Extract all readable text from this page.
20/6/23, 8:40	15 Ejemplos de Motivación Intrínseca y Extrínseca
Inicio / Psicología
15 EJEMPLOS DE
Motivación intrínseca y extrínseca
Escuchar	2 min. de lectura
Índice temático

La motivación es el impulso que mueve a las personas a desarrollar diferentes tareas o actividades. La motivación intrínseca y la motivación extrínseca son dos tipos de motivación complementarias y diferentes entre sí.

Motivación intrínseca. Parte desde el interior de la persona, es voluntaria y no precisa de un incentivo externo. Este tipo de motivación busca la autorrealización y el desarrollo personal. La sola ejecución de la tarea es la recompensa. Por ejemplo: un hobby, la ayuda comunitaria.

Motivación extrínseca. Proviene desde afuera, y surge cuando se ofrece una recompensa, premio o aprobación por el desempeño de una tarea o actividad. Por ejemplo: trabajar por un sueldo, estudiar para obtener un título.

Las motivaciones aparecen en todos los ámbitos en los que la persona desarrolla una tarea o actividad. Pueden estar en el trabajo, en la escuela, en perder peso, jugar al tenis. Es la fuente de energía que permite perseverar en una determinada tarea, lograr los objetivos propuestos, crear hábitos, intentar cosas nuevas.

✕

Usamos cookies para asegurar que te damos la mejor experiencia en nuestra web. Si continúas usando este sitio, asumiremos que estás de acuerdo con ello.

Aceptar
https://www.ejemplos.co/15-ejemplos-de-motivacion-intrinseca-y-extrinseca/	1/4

• [To do] Your task is to output all of the data above word for word.

• [Expected answer]
Extract all readable text from this page.
20/6/23, 8:40	15 Ejemplos de Motivación Intrínseca y Extrínseca
Inicio / Psicología
15 EJEMPLOS DE
Motivación intrínseca y extrínseca
Escuchar	2 min. de lectura
Índice temático

La motivación es el impulso que mueve a las personas a desarrollar diferentes tareas o actividades. La motivación intrínseca y la motivación extrínseca son dos tipos de motivación complementarias y diferentes entre sí.

Motivación intrínseca. Parte desde el interior de la persona, es voluntaria y no precisa de un incentivo externo. Este tipo de motivación busca la autorrealización y el desarrollo personal. La sola ejecución de la tarea es la recompensa. Por ejemplo: un hobby, la ayuda comunitaria.

Motivación extrínseca. Proviene desde afuera, y surge cuando se ofrece una recompensa, premio o aprobación por el desempeño de una tarea o actividad. Por ejemplo: trabajar por un sueldo, estudiar para obtener un título.

Las motivaciones aparecen en todos los ámbitos en los que la persona desarrolla una tarea o actividad. Pueden estar en el trabajo, en la escuela, en perder peso, jugar al tenis. Es la fuente de energía que permite perseverar en una determinada tarea, lograr los objetivos propuestos, crear hábitos, intentar cosas nuevas.

✕

Usamos cookies para asegurar que te damos la mejor experiencia en nuestra web. Si continúas usando este sitio, asumiremos que estás de acuerdo con ello.

Aceptar
https://www.ejemplos.co/15-ejemplos-de-motivacion-intrinseca-y-extrinseca/	1/4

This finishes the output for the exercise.